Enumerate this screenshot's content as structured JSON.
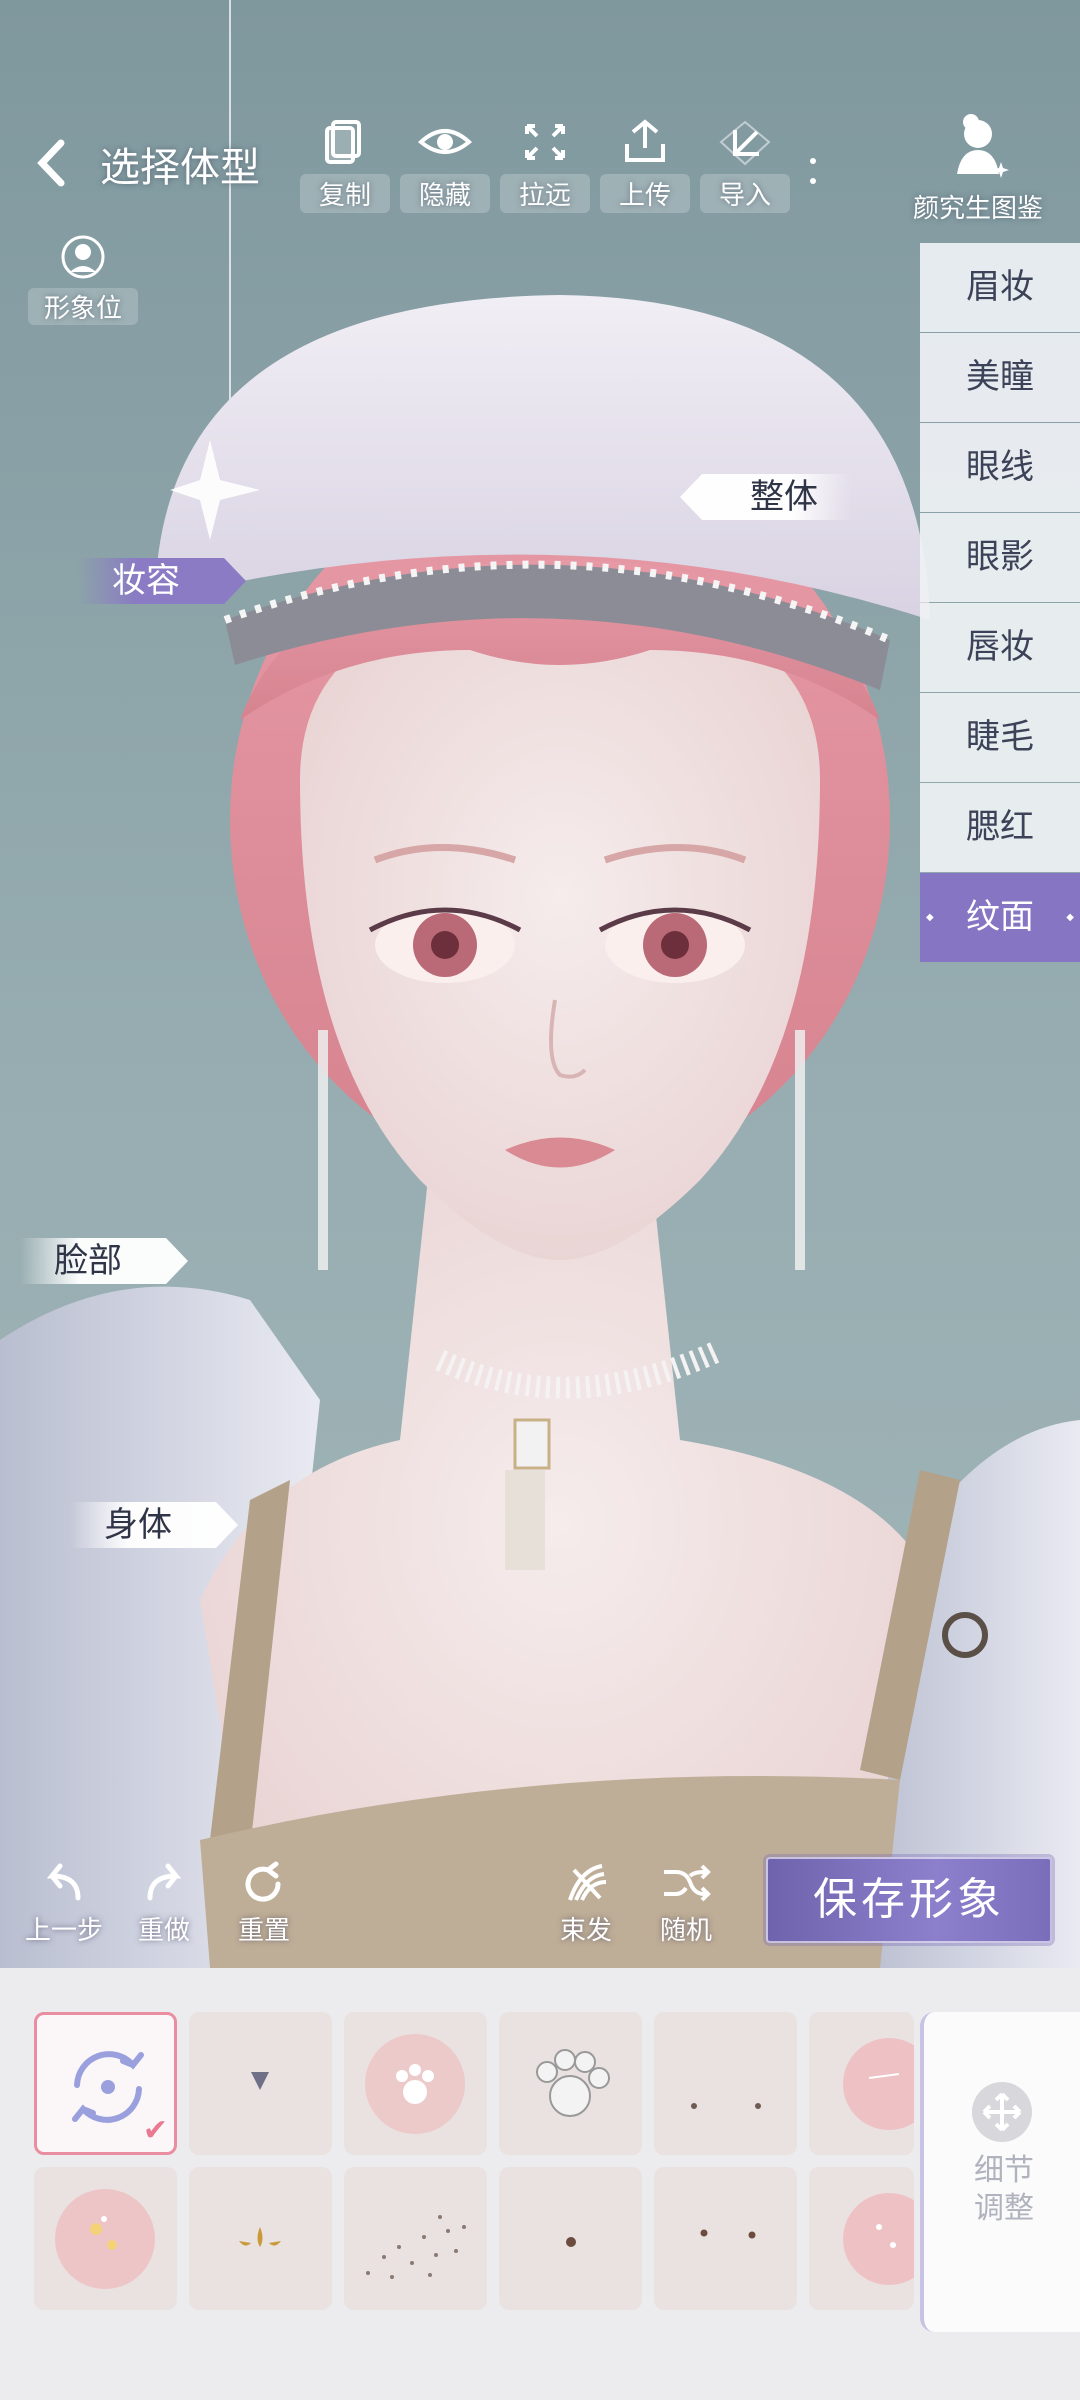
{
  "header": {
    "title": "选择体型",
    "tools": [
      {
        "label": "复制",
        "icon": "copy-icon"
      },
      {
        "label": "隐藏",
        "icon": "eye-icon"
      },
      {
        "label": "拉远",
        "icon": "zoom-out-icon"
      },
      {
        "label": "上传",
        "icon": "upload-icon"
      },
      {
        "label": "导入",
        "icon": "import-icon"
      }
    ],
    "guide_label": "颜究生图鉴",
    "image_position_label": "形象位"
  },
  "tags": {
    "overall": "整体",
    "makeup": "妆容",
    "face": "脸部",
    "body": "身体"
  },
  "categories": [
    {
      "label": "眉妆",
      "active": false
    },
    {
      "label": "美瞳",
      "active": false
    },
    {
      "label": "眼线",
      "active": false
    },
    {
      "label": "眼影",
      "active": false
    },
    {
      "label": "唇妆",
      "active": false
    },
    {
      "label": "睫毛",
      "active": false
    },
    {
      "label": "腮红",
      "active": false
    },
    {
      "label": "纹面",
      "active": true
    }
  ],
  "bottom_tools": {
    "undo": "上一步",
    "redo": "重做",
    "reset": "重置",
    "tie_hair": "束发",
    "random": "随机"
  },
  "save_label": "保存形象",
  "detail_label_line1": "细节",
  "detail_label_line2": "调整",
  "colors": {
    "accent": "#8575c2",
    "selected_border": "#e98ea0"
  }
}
+++
From the listing above, print every entry precisely and drop the pictures.

*Solution for this problem*.
Enumerate this screenshot's content as structured JSON.
{
  "header": {
    "title": "选择体型",
    "tools": [
      {
        "label": "复制",
        "icon": "copy-icon"
      },
      {
        "label": "隐藏",
        "icon": "eye-icon"
      },
      {
        "label": "拉远",
        "icon": "zoom-out-icon"
      },
      {
        "label": "上传",
        "icon": "upload-icon"
      },
      {
        "label": "导入",
        "icon": "import-icon"
      }
    ],
    "guide_label": "颜究生图鉴",
    "image_position_label": "形象位"
  },
  "tags": {
    "overall": "整体",
    "makeup": "妆容",
    "face": "脸部",
    "body": "身体"
  },
  "categories": [
    {
      "label": "眉妆",
      "active": false
    },
    {
      "label": "美瞳",
      "active": false
    },
    {
      "label": "眼线",
      "active": false
    },
    {
      "label": "眼影",
      "active": false
    },
    {
      "label": "唇妆",
      "active": false
    },
    {
      "label": "睫毛",
      "active": false
    },
    {
      "label": "腮红",
      "active": false
    },
    {
      "label": "纹面",
      "active": true
    }
  ],
  "bottom_tools": {
    "undo": "上一步",
    "redo": "重做",
    "reset": "重置",
    "tie_hair": "束发",
    "random": "随机"
  },
  "save_label": "保存形象",
  "detail_label_line1": "细节",
  "detail_label_line2": "调整",
  "colors": {
    "accent": "#8575c2",
    "selected_border": "#e98ea0"
  }
}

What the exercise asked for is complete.